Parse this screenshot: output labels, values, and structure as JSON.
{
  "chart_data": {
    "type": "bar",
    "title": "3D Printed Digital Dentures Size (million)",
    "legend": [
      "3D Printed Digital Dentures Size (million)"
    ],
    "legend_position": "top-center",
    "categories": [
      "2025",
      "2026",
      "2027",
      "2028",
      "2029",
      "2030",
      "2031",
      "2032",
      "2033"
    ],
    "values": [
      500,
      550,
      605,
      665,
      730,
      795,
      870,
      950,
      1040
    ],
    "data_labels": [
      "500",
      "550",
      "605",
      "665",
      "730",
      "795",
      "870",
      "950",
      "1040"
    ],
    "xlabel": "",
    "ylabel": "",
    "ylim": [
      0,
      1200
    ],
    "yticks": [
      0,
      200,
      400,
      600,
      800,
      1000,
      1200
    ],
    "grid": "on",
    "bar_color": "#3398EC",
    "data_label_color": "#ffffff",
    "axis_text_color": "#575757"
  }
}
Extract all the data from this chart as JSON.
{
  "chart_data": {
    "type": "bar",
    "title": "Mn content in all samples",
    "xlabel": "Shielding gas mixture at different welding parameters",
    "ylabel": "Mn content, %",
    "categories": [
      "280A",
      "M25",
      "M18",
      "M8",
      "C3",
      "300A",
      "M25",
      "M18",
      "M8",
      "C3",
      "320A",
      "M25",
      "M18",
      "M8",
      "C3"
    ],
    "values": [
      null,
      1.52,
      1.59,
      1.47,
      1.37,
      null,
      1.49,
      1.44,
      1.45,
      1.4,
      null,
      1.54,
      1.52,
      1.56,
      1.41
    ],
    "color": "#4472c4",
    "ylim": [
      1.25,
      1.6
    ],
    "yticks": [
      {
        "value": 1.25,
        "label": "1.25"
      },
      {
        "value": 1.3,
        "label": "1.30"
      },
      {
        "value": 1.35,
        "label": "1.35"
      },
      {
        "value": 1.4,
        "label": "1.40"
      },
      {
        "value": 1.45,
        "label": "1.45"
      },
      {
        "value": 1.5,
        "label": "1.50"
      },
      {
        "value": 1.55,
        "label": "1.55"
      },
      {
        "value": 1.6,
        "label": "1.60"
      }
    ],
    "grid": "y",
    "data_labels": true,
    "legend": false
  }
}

* * *

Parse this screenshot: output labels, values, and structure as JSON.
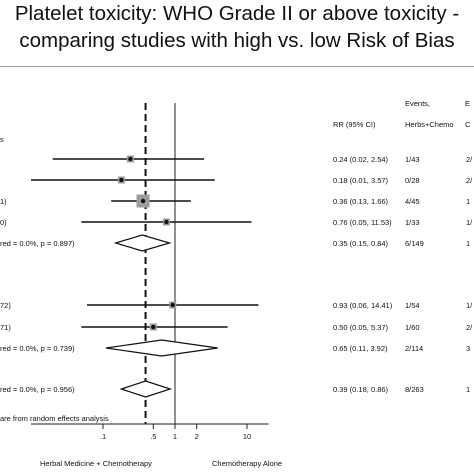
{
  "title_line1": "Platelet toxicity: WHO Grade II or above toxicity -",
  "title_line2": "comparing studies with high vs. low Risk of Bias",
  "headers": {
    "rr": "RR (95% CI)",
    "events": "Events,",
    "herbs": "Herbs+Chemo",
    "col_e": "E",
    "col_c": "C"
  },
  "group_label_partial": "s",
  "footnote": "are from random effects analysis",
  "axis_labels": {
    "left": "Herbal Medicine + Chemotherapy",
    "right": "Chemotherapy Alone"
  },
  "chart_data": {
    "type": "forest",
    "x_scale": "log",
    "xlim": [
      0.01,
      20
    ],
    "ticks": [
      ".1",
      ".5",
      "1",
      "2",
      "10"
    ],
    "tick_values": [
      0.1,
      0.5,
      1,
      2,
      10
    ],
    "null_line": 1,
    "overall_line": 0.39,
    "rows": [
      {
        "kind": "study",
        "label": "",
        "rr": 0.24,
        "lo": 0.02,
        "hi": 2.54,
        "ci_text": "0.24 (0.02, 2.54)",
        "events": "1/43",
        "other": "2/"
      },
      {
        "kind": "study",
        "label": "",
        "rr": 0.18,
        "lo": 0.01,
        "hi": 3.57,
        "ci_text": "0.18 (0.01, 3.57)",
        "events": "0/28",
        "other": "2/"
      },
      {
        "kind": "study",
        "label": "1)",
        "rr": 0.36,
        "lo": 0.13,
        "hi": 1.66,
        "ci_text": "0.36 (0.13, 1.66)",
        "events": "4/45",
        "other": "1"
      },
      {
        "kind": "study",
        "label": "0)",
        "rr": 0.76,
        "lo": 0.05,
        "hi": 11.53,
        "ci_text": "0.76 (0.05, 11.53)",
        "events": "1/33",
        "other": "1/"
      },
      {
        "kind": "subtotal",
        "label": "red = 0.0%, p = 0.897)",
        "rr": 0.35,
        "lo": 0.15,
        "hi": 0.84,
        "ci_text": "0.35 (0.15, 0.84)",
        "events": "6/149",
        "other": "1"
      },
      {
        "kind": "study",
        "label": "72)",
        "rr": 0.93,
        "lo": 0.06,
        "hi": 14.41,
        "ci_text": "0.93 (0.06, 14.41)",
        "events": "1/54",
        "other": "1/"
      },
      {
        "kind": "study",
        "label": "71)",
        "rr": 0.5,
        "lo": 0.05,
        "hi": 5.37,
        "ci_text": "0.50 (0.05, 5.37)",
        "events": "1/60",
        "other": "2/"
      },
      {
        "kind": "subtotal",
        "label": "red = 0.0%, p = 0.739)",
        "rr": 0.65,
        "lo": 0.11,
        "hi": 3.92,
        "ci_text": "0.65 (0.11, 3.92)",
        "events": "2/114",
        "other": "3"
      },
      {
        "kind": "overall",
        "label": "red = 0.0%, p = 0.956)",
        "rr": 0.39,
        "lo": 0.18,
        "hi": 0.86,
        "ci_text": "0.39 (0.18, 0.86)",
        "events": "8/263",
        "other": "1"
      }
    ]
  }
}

- Directions for this task -
Where a line contains the string "Printed", extract that line.

- Worked answer -
    "title": "3D Printed Digital Dentures Size (million)",
      "3D Printed Digital Dentures Size (million)"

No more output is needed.